▶ WRITTEN REQUEST
Collect every line in the records below that contains the word "color".

----- DATA FOR PROCESSING

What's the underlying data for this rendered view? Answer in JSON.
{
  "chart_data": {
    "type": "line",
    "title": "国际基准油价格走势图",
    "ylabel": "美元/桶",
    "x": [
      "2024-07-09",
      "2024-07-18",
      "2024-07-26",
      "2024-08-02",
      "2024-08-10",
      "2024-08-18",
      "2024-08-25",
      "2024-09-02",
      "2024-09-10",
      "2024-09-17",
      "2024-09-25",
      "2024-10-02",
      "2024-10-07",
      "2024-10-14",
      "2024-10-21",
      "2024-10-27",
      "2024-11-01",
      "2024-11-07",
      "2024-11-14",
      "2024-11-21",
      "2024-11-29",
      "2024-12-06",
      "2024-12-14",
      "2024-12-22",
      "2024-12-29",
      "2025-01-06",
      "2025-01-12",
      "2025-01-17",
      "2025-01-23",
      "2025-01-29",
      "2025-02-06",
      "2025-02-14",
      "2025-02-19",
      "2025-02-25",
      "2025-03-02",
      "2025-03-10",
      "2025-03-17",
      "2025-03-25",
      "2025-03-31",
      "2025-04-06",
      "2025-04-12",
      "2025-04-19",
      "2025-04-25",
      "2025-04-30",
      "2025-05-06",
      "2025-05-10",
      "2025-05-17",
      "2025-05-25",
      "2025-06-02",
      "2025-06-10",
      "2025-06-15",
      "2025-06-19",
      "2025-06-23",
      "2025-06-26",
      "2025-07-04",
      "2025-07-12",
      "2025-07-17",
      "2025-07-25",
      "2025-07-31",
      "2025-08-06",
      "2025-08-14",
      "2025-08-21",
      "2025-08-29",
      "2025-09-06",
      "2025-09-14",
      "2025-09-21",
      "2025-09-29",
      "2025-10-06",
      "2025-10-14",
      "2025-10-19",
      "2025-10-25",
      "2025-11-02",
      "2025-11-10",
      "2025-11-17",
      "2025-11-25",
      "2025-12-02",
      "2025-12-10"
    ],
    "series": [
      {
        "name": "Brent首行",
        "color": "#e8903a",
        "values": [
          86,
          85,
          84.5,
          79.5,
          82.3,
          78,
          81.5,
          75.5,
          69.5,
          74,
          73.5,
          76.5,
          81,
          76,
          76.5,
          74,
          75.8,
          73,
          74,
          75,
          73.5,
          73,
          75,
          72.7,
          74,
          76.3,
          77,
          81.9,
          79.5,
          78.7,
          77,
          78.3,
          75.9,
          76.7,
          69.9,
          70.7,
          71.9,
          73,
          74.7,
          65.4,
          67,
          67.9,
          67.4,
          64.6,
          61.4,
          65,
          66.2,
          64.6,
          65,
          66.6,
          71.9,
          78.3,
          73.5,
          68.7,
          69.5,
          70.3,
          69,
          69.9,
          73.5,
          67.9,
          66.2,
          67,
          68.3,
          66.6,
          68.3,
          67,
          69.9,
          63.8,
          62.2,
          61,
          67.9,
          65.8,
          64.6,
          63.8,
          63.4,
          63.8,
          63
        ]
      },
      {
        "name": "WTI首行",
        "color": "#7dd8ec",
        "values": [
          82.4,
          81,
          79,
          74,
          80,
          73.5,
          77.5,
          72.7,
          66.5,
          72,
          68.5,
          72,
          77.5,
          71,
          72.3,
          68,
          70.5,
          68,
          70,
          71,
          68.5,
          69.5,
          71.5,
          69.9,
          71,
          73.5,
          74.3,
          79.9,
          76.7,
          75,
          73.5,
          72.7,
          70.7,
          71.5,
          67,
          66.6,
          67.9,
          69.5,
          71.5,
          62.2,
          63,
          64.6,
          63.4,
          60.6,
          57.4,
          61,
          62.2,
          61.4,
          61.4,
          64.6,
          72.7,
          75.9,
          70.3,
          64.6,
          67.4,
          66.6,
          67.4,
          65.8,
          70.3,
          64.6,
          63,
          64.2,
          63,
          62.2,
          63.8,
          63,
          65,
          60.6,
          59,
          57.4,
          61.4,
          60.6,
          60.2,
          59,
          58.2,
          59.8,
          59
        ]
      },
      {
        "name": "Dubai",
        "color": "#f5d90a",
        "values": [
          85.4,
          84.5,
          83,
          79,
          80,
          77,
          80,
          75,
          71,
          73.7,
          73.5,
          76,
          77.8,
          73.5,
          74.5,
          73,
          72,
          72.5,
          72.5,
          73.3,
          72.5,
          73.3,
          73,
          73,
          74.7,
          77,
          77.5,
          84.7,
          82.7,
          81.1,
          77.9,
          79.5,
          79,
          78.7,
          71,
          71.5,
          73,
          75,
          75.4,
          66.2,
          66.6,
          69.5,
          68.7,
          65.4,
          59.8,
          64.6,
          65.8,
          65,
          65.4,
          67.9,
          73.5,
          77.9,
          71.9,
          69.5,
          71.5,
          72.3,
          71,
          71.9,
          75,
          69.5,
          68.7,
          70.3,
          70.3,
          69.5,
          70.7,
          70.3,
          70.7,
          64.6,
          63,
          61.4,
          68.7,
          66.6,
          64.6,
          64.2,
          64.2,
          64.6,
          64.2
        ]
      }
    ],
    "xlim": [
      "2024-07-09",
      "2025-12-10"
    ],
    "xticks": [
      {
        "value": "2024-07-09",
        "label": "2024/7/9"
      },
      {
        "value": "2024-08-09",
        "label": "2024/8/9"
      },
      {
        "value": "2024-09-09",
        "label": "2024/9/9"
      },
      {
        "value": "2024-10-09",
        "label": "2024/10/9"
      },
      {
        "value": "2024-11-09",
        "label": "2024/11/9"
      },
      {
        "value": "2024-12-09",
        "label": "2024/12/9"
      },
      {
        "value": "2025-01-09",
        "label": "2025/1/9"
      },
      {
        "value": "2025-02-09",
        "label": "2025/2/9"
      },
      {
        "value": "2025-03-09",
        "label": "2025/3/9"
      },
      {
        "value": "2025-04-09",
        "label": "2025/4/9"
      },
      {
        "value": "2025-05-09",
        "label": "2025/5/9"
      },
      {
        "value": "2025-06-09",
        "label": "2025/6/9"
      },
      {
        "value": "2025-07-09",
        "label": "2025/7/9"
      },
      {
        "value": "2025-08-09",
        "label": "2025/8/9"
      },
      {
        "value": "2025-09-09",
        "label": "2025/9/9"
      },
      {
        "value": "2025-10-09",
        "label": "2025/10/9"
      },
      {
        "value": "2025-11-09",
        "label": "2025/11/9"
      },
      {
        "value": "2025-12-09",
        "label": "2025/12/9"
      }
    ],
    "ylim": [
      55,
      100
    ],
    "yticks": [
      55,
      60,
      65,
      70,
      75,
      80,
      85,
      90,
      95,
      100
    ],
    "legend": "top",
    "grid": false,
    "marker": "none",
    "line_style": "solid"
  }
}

----------

▶ ANSWER BELOW
        "color": "#e8903a",
        "color": "#7dd8ec",
        "color": "#f5d90a",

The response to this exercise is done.